* _Challenge_
Go through the material below and report how many lines contain "Reservations". Give only the number.

* _Items_
────────

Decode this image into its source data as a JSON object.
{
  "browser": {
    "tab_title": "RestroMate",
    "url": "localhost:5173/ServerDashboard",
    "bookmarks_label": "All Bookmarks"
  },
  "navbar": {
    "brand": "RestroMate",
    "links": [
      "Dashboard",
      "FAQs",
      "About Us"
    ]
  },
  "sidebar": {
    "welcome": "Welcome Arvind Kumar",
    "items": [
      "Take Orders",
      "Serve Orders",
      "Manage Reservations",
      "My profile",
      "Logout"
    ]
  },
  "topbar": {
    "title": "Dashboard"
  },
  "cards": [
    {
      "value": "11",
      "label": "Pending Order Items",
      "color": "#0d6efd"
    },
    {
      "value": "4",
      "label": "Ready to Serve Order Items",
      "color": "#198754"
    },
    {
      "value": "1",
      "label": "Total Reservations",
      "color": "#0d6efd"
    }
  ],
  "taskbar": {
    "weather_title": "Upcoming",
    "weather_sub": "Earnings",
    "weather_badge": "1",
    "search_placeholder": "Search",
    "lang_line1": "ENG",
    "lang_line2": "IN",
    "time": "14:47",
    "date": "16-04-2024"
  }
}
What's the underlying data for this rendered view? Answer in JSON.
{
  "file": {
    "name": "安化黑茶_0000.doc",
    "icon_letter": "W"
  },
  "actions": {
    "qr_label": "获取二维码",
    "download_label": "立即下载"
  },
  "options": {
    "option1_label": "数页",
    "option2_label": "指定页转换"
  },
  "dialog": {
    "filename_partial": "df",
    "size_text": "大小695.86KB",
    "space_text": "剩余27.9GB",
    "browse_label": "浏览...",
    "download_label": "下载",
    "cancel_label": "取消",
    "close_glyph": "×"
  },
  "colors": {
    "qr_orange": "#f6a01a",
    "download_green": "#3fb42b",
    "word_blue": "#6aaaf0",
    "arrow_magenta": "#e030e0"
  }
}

────────

* _Result of this exercise_
2